What you should do: Write out all of the entries that follow, word for word, but skip the pictures.

##############################

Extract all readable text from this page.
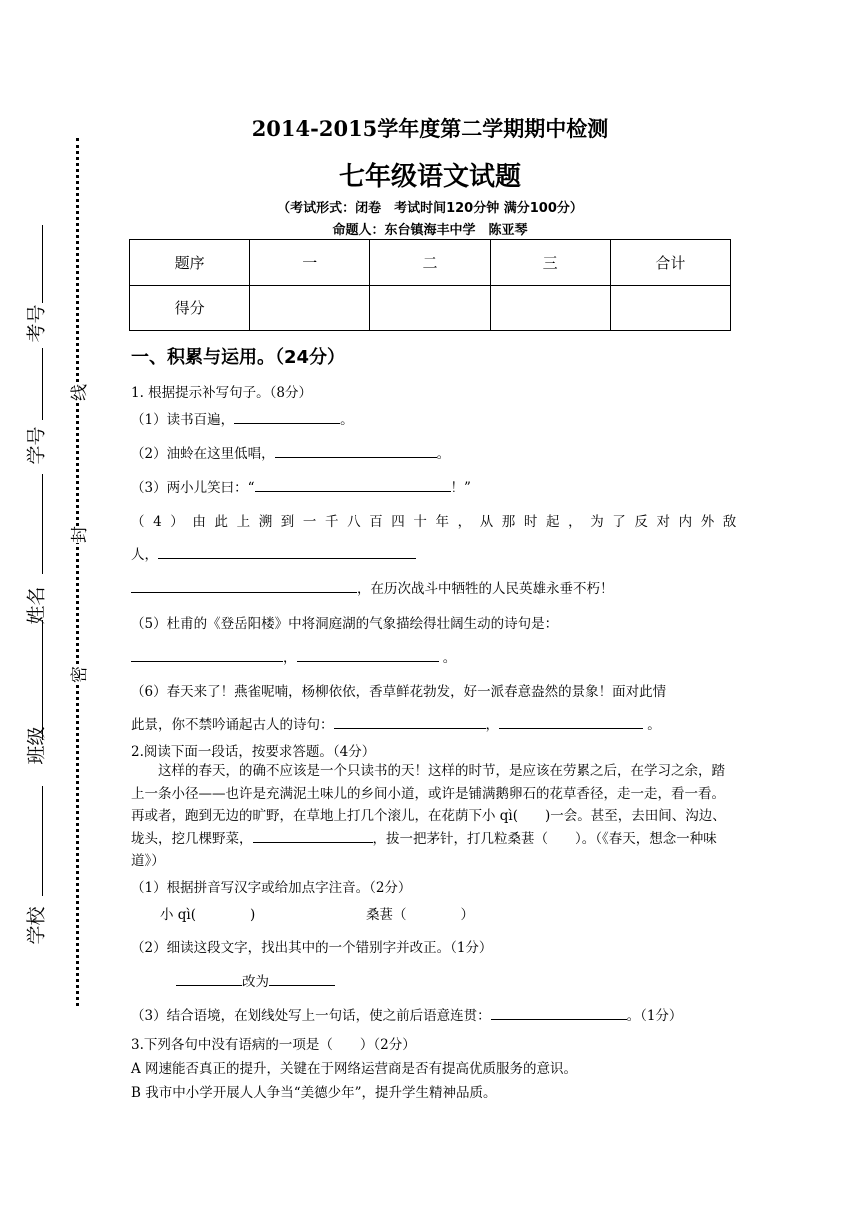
考号
学号
姓名
班级
学校
线
封
密
2014-2015学年度第二学期期中检测
七年级语文试题
（考试形式：闭卷　考试时间120分钟 满分100分）
命题人：东台镇海丰中学　陈亚琴
题序	一	二	三	合计
得分				
一、积累与运用。（24分）
1. 根据提示补写句子。（8分）
（1）读书百遍，	。
（2）油蛉在这里低唱，	。
（3）两小儿笑曰：“	！”
（4）由此上溯到一千八百四十年，从那时起，为了反对内外敌
人，
，在历次战斗中牺牲的人民英雄永垂不朽！
（5）杜甫的《登岳阳楼》中将洞庭湖的气象描绘得壮阔生动的诗句是：
，	。
（6）春天来了！燕雀呢喃，杨柳依依，香草鲜花勃发，好一派春意盎然的景象！面对此情
此景，你不禁吟诵起古人的诗句：	，	。
2.阅读下面一段话，按要求答题。（4分）
这样的春天，的确不应该是一个只读书的天！这样的时节，是应该在劳累之后，在学习之余，踏上一条小径——也许是充满泥土味儿的乡间小道，或许是铺满鹅卵石的花草香径，走一走，看一看。再或者，跑到无边的旷野，在草地上打几个滚儿，在花荫下小 qì(　　)一会。甚至，去田间、沟边、垅头，挖几棵野菜，	，拔一把茅针，打几粒桑葚（　　）。（《春天，想念一种味道》）
（1）根据拼音写汉字或给加点字注音。（2分）
小 qì(　　　　)	桑葚（　　　　）
（2）细读这段文字，找出其中的一个错别字并改正。（1分）
改为
（3）结合语境，在划线处写上一句话，使之前后语意连贯：	。（1分）
3.下列各句中没有语病的一项是（　　）（2分）
A 网速能否真正的提升，关键在于网络运营商是否有提高优质服务的意识。
B 我市中小学开展人人争当“美德少年”，提升学生精神品质。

##############################

Written response:
Extract all readable text from this page.
考号
学号
姓名
班级
学校
线
封
密
2014-2015学年度第二学期期中检测
七年级语文试题
（考试形式：闭卷　考试时间120分钟 满分100分）
命题人：东台镇海丰中学　陈亚琴
题序	一	二	三	合计
得分				
一、积累与运用。（24分）
1. 根据提示补写句子。（8分）
（1）读书百遍，	。
（2）油蛉在这里低唱，	。
（3）两小儿笑曰：“	！”
（4）由此上溯到一千八百四十年，从那时起，为了反对内外敌
人，
，在历次战斗中牺牲的人民英雄永垂不朽！
（5）杜甫的《登岳阳楼》中将洞庭湖的气象描绘得壮阔生动的诗句是：
，	。
（6）春天来了！燕雀呢喃，杨柳依依，香草鲜花勃发，好一派春意盎然的景象！面对此情
此景，你不禁吟诵起古人的诗句：	，	。
2.阅读下面一段话，按要求答题。（4分）
这样的春天，的确不应该是一个只读书的天！这样的时节，是应该在劳累之后，在学习之余，踏上一条小径——也许是充满泥土味儿的乡间小道，或许是铺满鹅卵石的花草香径，走一走，看一看。再或者，跑到无边的旷野，在草地上打几个滚儿，在花荫下小 qì(　　)一会。甚至，去田间、沟边、垅头，挖几棵野菜，	，拔一把茅针，打几粒桑葚（　　）。（《春天，想念一种味道》）
（1）根据拼音写汉字或给加点字注音。（2分）
小 qì(　　　　)	桑葚（　　　　）
（2）细读这段文字，找出其中的一个错别字并改正。（1分）
改为
（3）结合语境，在划线处写上一句话，使之前后语意连贯：	。（1分）
3.下列各句中没有语病的一项是（　　）（2分）
A 网速能否真正的提升，关键在于网络运营商是否有提高优质服务的意识。
B 我市中小学开展人人争当“美德少年”，提升学生精神品质。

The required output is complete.